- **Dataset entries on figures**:
☆ ☆ ☆ ☆ ☆
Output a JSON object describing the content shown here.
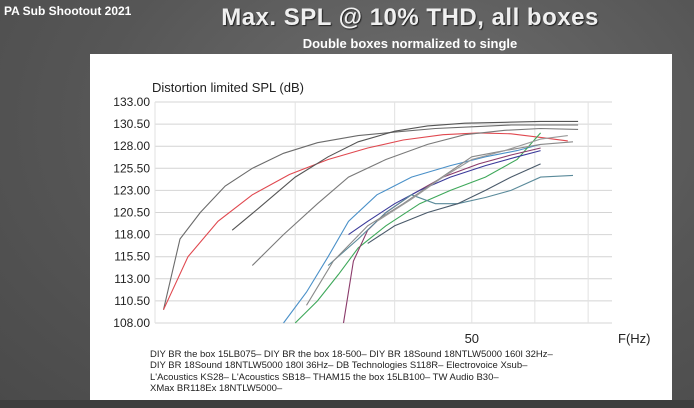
{
  "header": {
    "left_label": "PA Sub Shootout 2021",
    "title": "Max. SPL @ 10% THD, all boxes",
    "subtitle": "Double boxes normalized to single"
  },
  "chart_data": {
    "type": "line",
    "title": "Distortion limited SPL (dB)",
    "xlabel": "F(Hz)",
    "x_scale": "log",
    "x_ticks": [
      "50"
    ],
    "ylim": [
      108.0,
      133.0
    ],
    "y_ticks": [
      "133.00",
      "130.50",
      "128.00",
      "125.50",
      "123.00",
      "120.50",
      "118.00",
      "115.50",
      "113.00",
      "110.50",
      "108.00"
    ],
    "grid": true,
    "legend_position": "bottom",
    "legend_lines": [
      "DIY BR the box 15LB075– DIY BR the box 18-500– DIY BR 18Sound 18NTLW5000 160l 32Hz–",
      "DIY BR 18Sound 18NTLW5000 180l 36Hz– DB Technologies S118R– Electrovoice Xsub–",
      "L'Acoustics KS28– L'Acoustics SB18– THAM15 the box 15LB100– TW Audio B30–",
      "XMax BR118Ex 18NTLW5000–"
    ],
    "series": [
      {
        "color": "#6b6b6b",
        "x": [
          20.5,
          21.5,
          22.8,
          24.5,
          26.5,
          29,
          32,
          36,
          40,
          45,
          50,
          56,
          62,
          68
        ],
        "values": [
          109.5,
          117.5,
          120.5,
          123.5,
          125.5,
          127.2,
          128.4,
          129.2,
          129.6,
          130.0,
          130.2,
          130.4,
          130.4,
          130.4
        ]
      },
      {
        "color": "#e0484f",
        "x": [
          20.5,
          22,
          24,
          26.5,
          29.5,
          33,
          37,
          41,
          46,
          51,
          56,
          61,
          66
        ],
        "values": [
          109.5,
          115.5,
          119.5,
          122.5,
          124.8,
          126.5,
          127.8,
          128.7,
          129.3,
          129.5,
          129.4,
          129.0,
          128.6
        ]
      },
      {
        "color": "#555555",
        "x": [
          25,
          27,
          30,
          33,
          36,
          40,
          44,
          49,
          55,
          61,
          68
        ],
        "values": [
          118.5,
          121,
          124.5,
          126.8,
          128.5,
          129.7,
          130.3,
          130.6,
          130.7,
          130.8,
          130.8
        ]
      },
      {
        "color": "#7a7a7a",
        "x": [
          26.5,
          29,
          32,
          35,
          39,
          44,
          49,
          55,
          61,
          68
        ],
        "values": [
          114.5,
          118,
          121.5,
          124.5,
          126.5,
          128.2,
          129.3,
          129.8,
          130.0,
          129.9
        ]
      },
      {
        "color": "#4a90c8",
        "x": [
          29,
          31,
          33,
          35,
          38,
          42,
          47,
          52,
          57,
          61
        ],
        "values": [
          108,
          111.5,
          115.5,
          119.5,
          122.5,
          124.5,
          125.8,
          126.8,
          127.5,
          128.2
        ]
      },
      {
        "color": "#3ea85a",
        "x": [
          30,
          32,
          34,
          36,
          39,
          43,
          47,
          52,
          57,
          61
        ],
        "values": [
          108,
          110.5,
          113.5,
          116.5,
          119,
          121.5,
          123,
          124.5,
          126.5,
          129.5
        ]
      },
      {
        "color": "#8a3a6a",
        "x": [
          34.5,
          35.5,
          37,
          39,
          42,
          46,
          51,
          56,
          61
        ],
        "values": [
          108,
          115,
          118.5,
          120.5,
          122.5,
          124.5,
          126.0,
          127.0,
          127.8
        ]
      },
      {
        "color": "#3a3a9a",
        "x": [
          35,
          37,
          40,
          43,
          47,
          52,
          57,
          61
        ],
        "values": [
          118,
          119.5,
          121.5,
          123,
          124.5,
          125.8,
          126.8,
          127.5
        ]
      },
      {
        "color": "#5a8a9a",
        "x": [
          33,
          36,
          39,
          42,
          45,
          48,
          52,
          56,
          61,
          67
        ],
        "values": [
          114.5,
          117.5,
          120.5,
          122.5,
          121.5,
          121.5,
          122.2,
          123,
          124.5,
          124.7
        ]
      },
      {
        "color": "#4a5a6a",
        "x": [
          37,
          40,
          44,
          48,
          52,
          56,
          61
        ],
        "values": [
          117,
          119,
          120.5,
          121.5,
          123,
          124.5,
          126.0
        ]
      },
      {
        "color": "#8a8a8a",
        "x": [
          31,
          33.5,
          37,
          41,
          45,
          50,
          55,
          61,
          67
        ],
        "values": [
          110,
          115,
          119,
          121.5,
          124,
          126.8,
          127.5,
          128.2,
          128.5
        ]
      },
      {
        "color": "#9a9a9a",
        "x": [
          38,
          42,
          46,
          50,
          55,
          61,
          66
        ],
        "values": [
          119.5,
          122,
          124.5,
          126.5,
          127.5,
          128.8,
          129.2
        ]
      }
    ]
  }
}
☆ ☆ ☆ ☆ ☆
Gather up every line from the listing above in which the word "boxes" occurs.

    "title": "Max. SPL @ 10% THD, all boxes",
    "subtitle": "Double boxes normalized to single"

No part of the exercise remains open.